Exercise:
Write out every single entry exactly.

Supplied data:
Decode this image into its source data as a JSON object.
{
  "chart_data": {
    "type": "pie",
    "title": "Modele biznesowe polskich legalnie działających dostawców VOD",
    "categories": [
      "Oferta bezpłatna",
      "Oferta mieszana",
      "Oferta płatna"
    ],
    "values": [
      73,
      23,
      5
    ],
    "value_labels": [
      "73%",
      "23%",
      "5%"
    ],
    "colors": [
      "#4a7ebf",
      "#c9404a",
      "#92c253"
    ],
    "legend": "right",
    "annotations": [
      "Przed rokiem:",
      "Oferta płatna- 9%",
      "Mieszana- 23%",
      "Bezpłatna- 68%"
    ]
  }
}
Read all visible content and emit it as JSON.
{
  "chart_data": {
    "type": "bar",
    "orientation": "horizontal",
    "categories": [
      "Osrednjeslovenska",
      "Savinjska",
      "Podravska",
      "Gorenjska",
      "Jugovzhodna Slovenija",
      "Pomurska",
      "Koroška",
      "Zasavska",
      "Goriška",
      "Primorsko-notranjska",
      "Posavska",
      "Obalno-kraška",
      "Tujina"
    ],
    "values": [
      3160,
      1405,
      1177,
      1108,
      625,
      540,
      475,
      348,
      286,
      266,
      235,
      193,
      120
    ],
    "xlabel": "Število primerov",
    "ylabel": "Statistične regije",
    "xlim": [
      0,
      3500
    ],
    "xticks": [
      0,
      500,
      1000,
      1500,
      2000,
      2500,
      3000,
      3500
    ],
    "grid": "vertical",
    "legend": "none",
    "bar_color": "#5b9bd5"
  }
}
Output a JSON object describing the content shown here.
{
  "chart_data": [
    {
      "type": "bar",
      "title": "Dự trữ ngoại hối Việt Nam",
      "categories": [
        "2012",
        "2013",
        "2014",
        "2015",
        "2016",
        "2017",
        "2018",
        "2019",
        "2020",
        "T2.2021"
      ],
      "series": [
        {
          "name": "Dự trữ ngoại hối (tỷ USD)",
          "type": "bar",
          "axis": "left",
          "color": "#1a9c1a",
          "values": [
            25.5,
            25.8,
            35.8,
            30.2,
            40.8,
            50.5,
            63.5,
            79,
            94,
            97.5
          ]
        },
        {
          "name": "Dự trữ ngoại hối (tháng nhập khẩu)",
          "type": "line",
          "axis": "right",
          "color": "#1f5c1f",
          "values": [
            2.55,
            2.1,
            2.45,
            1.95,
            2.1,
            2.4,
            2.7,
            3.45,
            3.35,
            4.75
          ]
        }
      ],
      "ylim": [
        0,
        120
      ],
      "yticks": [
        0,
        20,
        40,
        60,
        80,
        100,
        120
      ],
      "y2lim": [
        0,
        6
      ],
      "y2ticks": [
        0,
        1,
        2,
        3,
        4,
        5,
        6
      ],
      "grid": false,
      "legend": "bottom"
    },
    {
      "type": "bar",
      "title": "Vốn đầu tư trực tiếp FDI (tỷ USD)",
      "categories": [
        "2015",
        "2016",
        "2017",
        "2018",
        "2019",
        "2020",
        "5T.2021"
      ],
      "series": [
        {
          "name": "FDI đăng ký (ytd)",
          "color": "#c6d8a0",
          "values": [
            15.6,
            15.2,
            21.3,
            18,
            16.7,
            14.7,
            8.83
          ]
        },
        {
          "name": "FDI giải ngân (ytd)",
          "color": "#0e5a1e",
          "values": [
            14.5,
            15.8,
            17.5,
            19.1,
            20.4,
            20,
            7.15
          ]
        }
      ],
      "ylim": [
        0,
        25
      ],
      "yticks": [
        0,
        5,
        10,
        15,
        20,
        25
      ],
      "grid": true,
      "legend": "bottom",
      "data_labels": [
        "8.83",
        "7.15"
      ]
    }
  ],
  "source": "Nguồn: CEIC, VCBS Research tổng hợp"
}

Worked answer:
Decode this image into its source data as a JSON object.
{
  "chart_data": {
    "type": "pie",
    "title": "Modele biznesowe polskich legalnie działających dostawców VOD",
    "categories": [
      "Oferta bezpłatna",
      "Oferta mieszana",
      "Oferta płatna"
    ],
    "values": [
      73,
      23,
      5
    ],
    "value_labels": [
      "73%",
      "23%",
      "5%"
    ],
    "colors": [
      "#4a7ebf",
      "#c9404a",
      "#92c253"
    ],
    "legend": "right",
    "annotations": [
      "Przed rokiem:",
      "Oferta płatna- 9%",
      "Mieszana- 23%",
      "Bezpłatna- 68%"
    ]
  }
}
Read all visible content and emit it as JSON.
{
  "chart_data": {
    "type": "bar",
    "orientation": "horizontal",
    "categories": [
      "Osrednjeslovenska",
      "Savinjska",
      "Podravska",
      "Gorenjska",
      "Jugovzhodna Slovenija",
      "Pomurska",
      "Koroška",
      "Zasavska",
      "Goriška",
      "Primorsko-notranjska",
      "Posavska",
      "Obalno-kraška",
      "Tujina"
    ],
    "values": [
      3160,
      1405,
      1177,
      1108,
      625,
      540,
      475,
      348,
      286,
      266,
      235,
      193,
      120
    ],
    "xlabel": "Število primerov",
    "ylabel": "Statistične regije",
    "xlim": [
      0,
      3500
    ],
    "xticks": [
      0,
      500,
      1000,
      1500,
      2000,
      2500,
      3000,
      3500
    ],
    "grid": "vertical",
    "legend": "none",
    "bar_color": "#5b9bd5"
  }
}
Output a JSON object describing the content shown here.
{
  "chart_data": [
    {
      "type": "bar",
      "title": "Dự trữ ngoại hối Việt Nam",
      "categories": [
        "2012",
        "2013",
        "2014",
        "2015",
        "2016",
        "2017",
        "2018",
        "2019",
        "2020",
        "T2.2021"
      ],
      "series": [
        {
          "name": "Dự trữ ngoại hối (tỷ USD)",
          "type": "bar",
          "axis": "left",
          "color": "#1a9c1a",
          "values": [
            25.5,
            25.8,
            35.8,
            30.2,
            40.8,
            50.5,
            63.5,
            79,
            94,
            97.5
          ]
        },
        {
          "name": "Dự trữ ngoại hối (tháng nhập khẩu)",
          "type": "line",
          "axis": "right",
          "color": "#1f5c1f",
          "values": [
            2.55,
            2.1,
            2.45,
            1.95,
            2.1,
            2.4,
            2.7,
            3.45,
            3.35,
            4.75
          ]
        }
      ],
      "ylim": [
        0,
        120
      ],
      "yticks": [
        0,
        20,
        40,
        60,
        80,
        100,
        120
      ],
      "y2lim": [
        0,
        6
      ],
      "y2ticks": [
        0,
        1,
        2,
        3,
        4,
        5,
        6
      ],
      "grid": false,
      "legend": "bottom"
    },
    {
      "type": "bar",
      "title": "Vốn đầu tư trực tiếp FDI (tỷ USD)",
      "categories": [
        "2015",
        "2016",
        "2017",
        "2018",
        "2019",
        "2020",
        "5T.2021"
      ],
      "series": [
        {
          "name": "FDI đăng ký (ytd)",
          "color": "#c6d8a0",
          "values": [
            15.6,
            15.2,
            21.3,
            18,
            16.7,
            14.7,
            8.83
          ]
        },
        {
          "name": "FDI giải ngân (ytd)",
          "color": "#0e5a1e",
          "values": [
            14.5,
            15.8,
            17.5,
            19.1,
            20.4,
            20,
            7.15
          ]
        }
      ],
      "ylim": [
        0,
        25
      ],
      "yticks": [
        0,
        5,
        10,
        15,
        20,
        25
      ],
      "grid": true,
      "legend": "bottom",
      "data_labels": [
        "8.83",
        "7.15"
      ]
    }
  ],
  "source": "Nguồn: CEIC, VCBS Research tổng hợp"
}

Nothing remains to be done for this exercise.